Work to do:
Count how many lines mention the word "page". Write that number alone.

## start Extracted information

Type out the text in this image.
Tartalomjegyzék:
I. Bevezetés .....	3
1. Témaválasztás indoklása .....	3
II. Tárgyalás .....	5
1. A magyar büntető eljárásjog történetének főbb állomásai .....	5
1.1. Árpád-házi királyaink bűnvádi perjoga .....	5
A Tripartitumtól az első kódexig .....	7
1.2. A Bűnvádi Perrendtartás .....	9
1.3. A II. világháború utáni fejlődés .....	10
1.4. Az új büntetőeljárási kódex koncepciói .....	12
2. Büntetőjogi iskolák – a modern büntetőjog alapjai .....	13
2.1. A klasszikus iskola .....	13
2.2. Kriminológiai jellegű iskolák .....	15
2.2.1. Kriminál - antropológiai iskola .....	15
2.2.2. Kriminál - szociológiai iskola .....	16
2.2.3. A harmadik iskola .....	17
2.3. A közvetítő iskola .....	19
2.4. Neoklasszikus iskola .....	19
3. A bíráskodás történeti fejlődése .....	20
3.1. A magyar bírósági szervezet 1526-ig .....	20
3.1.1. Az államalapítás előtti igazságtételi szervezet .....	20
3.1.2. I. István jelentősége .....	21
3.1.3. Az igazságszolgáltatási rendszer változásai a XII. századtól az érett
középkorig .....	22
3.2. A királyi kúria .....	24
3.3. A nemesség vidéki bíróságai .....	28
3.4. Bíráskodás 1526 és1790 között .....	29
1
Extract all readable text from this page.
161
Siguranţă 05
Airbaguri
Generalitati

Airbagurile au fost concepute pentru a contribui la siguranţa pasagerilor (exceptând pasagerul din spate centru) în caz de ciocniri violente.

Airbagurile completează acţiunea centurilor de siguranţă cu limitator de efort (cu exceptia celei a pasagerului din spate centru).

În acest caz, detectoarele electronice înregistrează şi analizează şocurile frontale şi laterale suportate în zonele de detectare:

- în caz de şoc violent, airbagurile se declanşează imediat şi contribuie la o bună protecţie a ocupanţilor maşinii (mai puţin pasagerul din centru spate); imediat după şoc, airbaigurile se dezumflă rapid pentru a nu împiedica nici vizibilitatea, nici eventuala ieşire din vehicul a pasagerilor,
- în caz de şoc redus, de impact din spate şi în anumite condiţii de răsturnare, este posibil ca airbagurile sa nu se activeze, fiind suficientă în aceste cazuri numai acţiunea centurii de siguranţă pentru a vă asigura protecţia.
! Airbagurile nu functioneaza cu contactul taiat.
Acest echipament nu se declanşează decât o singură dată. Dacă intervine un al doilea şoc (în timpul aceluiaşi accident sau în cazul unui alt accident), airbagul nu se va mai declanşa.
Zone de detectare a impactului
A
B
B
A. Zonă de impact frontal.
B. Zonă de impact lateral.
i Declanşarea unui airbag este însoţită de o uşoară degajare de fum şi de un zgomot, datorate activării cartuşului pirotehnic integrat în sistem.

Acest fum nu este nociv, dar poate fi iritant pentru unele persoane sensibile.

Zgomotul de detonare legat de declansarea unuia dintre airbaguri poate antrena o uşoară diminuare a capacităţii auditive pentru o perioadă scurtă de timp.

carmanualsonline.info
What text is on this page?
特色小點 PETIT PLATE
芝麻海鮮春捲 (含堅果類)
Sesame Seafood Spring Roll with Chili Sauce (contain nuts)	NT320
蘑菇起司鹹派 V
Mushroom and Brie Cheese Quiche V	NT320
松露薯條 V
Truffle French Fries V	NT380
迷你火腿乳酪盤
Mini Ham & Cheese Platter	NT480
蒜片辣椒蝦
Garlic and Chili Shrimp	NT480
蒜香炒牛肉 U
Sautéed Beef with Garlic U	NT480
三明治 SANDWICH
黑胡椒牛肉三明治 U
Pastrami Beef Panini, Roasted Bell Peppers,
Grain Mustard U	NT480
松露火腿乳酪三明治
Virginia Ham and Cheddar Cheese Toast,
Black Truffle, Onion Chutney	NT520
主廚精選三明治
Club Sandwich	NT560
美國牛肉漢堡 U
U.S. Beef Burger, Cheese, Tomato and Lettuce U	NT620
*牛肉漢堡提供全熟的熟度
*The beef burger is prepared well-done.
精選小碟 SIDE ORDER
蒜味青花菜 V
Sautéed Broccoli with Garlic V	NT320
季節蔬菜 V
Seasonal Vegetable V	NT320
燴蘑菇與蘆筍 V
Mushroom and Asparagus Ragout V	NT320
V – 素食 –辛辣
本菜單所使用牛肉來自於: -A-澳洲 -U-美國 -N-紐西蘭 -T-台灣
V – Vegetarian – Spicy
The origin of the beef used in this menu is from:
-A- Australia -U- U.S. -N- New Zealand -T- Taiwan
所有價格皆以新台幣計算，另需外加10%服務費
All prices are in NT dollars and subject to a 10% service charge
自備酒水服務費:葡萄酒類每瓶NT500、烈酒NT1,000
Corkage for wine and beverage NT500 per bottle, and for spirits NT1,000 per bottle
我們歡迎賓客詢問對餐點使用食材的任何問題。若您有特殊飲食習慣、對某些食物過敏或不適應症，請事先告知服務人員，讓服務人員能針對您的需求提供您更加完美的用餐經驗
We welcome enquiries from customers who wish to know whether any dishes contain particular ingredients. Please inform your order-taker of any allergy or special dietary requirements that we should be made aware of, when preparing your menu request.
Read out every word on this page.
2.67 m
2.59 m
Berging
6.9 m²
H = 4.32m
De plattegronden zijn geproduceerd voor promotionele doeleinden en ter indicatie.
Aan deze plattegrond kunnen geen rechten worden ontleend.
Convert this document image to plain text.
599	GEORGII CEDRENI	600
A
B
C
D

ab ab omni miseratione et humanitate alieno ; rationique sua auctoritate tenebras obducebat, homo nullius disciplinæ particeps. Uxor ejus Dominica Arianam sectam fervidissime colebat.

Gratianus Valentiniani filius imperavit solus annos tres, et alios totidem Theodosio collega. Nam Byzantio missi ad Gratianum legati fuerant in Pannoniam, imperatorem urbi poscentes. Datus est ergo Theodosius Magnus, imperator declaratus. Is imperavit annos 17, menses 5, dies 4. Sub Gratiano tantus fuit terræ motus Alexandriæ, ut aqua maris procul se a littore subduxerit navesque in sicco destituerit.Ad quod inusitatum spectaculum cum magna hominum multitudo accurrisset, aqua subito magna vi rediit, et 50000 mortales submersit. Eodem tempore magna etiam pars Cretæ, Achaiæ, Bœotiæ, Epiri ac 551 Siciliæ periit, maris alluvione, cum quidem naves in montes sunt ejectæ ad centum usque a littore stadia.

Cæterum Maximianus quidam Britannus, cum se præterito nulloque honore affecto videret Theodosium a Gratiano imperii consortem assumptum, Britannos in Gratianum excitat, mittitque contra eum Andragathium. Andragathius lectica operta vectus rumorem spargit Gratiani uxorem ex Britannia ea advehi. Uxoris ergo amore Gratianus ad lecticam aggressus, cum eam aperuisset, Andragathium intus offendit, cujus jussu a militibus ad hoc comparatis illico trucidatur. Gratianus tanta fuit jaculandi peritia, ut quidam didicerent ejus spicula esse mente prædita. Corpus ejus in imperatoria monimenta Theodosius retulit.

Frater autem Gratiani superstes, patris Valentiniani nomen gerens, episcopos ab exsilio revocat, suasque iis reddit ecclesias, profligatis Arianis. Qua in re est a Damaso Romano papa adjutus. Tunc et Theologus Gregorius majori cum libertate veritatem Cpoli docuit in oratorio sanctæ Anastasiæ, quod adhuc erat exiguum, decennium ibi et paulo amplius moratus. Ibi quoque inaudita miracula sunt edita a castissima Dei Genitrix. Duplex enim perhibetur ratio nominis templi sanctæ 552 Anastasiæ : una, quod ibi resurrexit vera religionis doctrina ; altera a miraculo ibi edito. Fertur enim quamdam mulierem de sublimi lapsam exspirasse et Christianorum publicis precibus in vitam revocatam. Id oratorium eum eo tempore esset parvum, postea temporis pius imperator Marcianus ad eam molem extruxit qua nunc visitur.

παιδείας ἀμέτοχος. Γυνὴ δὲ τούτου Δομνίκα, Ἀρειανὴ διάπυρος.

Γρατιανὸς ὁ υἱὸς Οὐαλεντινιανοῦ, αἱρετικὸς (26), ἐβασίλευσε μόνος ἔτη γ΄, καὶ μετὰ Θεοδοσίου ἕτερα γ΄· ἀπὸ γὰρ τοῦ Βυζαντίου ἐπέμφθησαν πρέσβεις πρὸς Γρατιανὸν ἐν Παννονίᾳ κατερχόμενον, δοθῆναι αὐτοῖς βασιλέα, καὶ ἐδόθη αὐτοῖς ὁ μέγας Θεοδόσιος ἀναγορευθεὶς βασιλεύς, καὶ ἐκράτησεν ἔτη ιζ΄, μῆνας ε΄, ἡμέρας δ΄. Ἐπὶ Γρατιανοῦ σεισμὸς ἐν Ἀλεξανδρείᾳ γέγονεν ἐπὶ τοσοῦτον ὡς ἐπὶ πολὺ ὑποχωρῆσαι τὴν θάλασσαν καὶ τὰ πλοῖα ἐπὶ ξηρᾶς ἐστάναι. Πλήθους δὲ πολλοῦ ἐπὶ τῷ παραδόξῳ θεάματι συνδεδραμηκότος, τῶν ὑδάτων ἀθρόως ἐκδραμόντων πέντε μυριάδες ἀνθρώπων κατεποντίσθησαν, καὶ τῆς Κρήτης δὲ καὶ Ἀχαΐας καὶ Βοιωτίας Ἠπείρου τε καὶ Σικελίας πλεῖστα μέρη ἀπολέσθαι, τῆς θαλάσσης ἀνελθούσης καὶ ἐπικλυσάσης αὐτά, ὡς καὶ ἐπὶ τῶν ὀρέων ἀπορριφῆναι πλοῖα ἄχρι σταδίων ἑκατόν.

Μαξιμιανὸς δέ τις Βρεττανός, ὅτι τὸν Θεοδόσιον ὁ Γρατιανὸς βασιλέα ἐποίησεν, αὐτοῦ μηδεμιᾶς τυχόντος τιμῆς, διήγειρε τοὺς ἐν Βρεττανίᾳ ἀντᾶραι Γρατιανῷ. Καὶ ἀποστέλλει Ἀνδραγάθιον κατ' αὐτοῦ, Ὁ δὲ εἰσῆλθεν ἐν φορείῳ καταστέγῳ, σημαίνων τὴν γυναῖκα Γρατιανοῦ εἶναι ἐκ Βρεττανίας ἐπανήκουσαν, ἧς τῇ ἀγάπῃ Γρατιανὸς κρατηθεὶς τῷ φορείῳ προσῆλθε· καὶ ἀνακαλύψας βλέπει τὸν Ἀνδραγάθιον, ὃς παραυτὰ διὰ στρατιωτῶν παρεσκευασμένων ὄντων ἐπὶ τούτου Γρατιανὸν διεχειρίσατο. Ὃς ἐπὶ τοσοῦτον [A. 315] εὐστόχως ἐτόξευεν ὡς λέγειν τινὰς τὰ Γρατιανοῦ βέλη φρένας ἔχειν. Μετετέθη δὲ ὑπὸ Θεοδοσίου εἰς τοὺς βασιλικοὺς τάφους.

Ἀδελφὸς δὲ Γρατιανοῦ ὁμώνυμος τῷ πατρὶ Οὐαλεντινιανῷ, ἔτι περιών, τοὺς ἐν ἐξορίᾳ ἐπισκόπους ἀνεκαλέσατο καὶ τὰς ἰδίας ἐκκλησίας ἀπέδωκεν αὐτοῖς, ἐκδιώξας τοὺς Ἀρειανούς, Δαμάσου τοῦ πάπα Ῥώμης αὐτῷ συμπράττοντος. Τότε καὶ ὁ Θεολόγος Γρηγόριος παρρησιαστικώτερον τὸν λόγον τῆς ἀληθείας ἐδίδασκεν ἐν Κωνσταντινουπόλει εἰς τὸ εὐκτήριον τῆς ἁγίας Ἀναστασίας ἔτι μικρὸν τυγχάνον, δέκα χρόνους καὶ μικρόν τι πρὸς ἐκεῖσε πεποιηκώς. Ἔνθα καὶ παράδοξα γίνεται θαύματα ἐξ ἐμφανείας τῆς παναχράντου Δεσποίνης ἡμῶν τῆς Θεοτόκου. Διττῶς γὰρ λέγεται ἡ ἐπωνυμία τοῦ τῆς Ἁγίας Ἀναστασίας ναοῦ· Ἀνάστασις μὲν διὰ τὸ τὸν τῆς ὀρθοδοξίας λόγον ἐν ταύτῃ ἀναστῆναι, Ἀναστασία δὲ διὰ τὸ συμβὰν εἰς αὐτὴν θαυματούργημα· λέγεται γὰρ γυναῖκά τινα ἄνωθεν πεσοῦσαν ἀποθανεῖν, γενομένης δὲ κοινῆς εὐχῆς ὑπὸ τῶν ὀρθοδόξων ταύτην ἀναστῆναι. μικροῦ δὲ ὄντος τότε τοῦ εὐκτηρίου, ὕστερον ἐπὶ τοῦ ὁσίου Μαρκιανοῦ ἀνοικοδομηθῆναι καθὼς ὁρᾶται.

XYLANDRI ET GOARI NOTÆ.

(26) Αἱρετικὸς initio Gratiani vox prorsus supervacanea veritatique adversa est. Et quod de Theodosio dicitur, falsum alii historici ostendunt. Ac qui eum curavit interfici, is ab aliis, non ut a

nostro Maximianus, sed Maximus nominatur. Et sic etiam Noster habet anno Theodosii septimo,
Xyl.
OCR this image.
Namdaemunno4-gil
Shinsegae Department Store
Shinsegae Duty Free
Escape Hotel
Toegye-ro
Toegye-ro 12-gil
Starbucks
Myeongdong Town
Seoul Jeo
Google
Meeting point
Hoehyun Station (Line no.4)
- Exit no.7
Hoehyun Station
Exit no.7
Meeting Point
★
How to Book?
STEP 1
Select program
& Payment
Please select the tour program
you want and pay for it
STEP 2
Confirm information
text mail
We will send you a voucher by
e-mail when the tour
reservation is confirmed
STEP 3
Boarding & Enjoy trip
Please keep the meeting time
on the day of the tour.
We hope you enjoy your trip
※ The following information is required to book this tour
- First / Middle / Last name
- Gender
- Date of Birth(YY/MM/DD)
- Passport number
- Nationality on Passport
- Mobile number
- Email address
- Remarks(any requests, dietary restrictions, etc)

## end Extracted information

Exercise result:
3